Exercise | Sort through the data and copy the lines holding the word "this".
----------
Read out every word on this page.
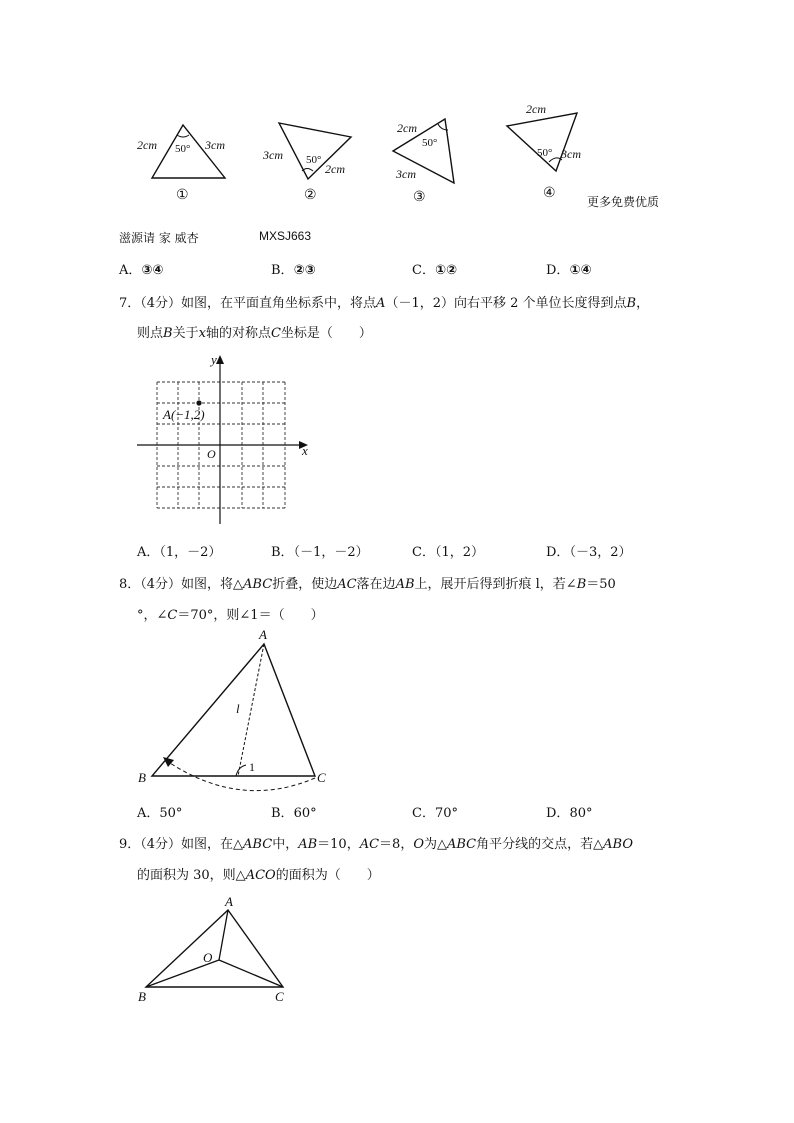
2cm	3cm
50°
①
3cm
2cm
50°
②
2cm
3cm
50°
③
2cm
3cm
50°
④
更多免费优质
滋源请 家 威杏	MXSJ663
A．③④	B．②③	C．①②	D．①④
7．（4分）如图，在平面直角坐标系中，将点A（－1，2）向右平移 2 个单位长度得到点B，
则点B关于x轴的对称点C坐标是（　　）
y
x
O
A(−1,2)
A．（1，－2）	B．（－1，－2）	C．（1，2）	D．（－3，2）
8．（4分）如图，将△ABC折叠，使边AC落在边AB上，展开后得到折痕 l，若∠B＝50
°，∠C＝70°，则∠1＝（　　）
A
B	C
l
1
A．50°	B．60°	C．70°	D．80°
9．（4分）如图，在△ABC中，AB＝10，AC＝8，O为△ABC角平分线的交点，若△ABO
的面积为 30，则△ACO的面积为（　　）
A
B	C
O
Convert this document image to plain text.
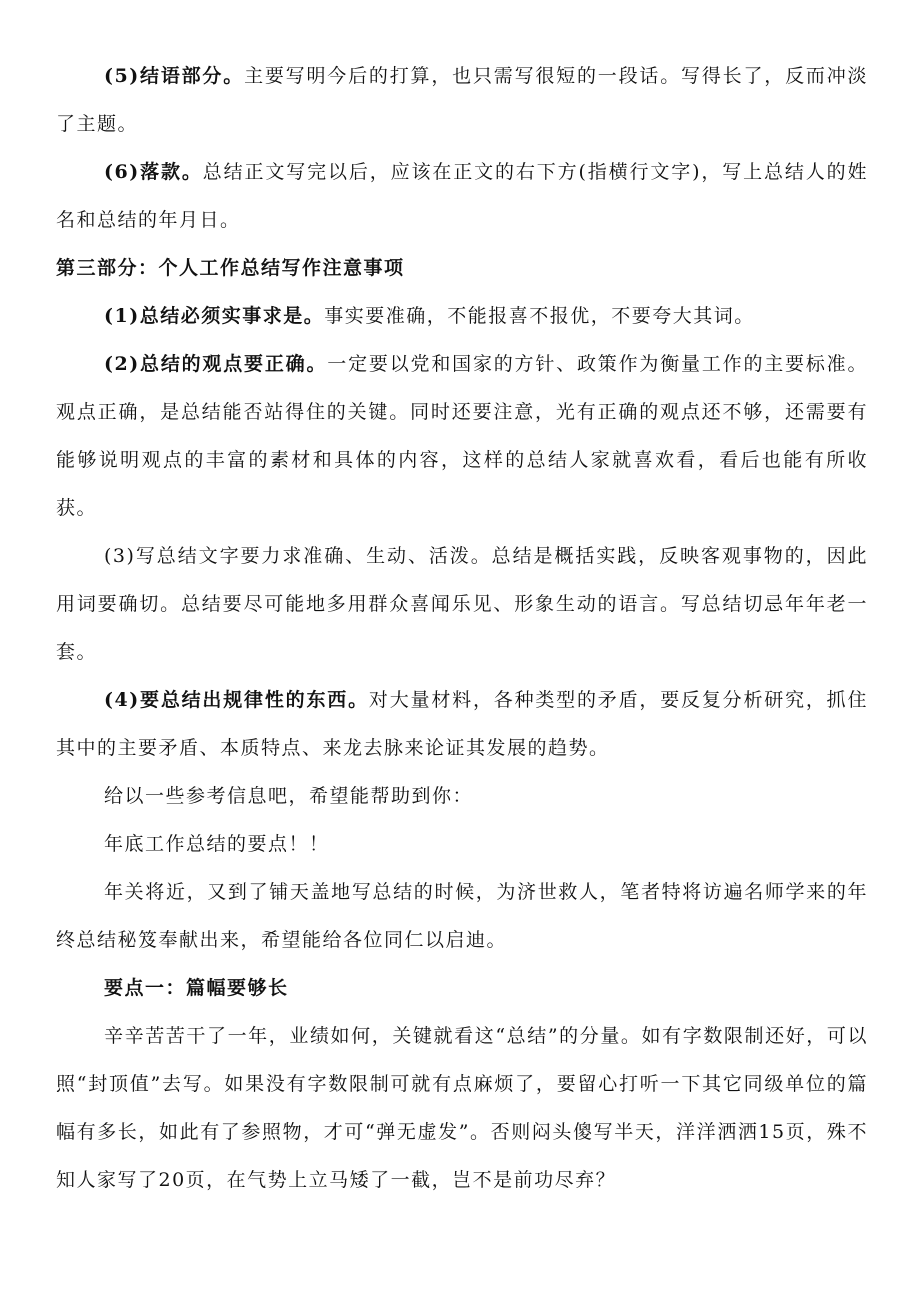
(5)结语部分。主要写明今后的打算，也只需写很短的一段话。写得长了，反而冲淡了主题。

(6)落款。总结正文写完以后，应该在正文的右下方(指横行文字)，写上总结人的姓名和总结的年月日。

第三部分：个人工作总结写作注意事项

(1)总结必须实事求是。事实要准确，不能报喜不报优，不要夸大其词。

(2)总结的观点要正确。一定要以党和国家的方针、政策作为衡量工作的主要标准。观点正确，是总结能否站得住的关键。同时还要注意，光有正确的观点还不够，还需要有能够说明观点的丰富的素材和具体的内容，这样的总结人家就喜欢看，看后也能有所收获。

(3)写总结文字要力求准确、生动、活泼。总结是概括实践，反映客观事物的，因此用词要确切。总结要尽可能地多用群众喜闻乐见、形象生动的语言。写总结切忌年年老一套。

(4)要总结出规律性的东西。对大量材料，各种类型的矛盾，要反复分析研究，抓住其中的主要矛盾、本质特点、来龙去脉来论证其发展的趋势。

给以一些参考信息吧，希望能帮助到你：

年底工作总结的要点！！

年关将近，又到了铺天盖地写总结的时候，为济世救人，笔者特将访遍名师学来的年终总结秘笈奉献出来，希望能给各位同仁以启迪。

要点一：篇幅要够长

辛辛苦苦干了一年，业绩如何，关键就看这“总结”的分量。如有字数限制还好，可以照“封顶值”去写。如果没有字数限制可就有点麻烦了，要留心打听一下其它同级单位的篇幅有多长，如此有了参照物，才可“弹无虚发”。否则闷头傻写半天，洋洋洒洒15页，殊不知人家写了20页，在气势上立马矮了一截，岂不是前功尽弃？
----------
Finished answer |
Read out every word on this page.
Convert this document image to plain text.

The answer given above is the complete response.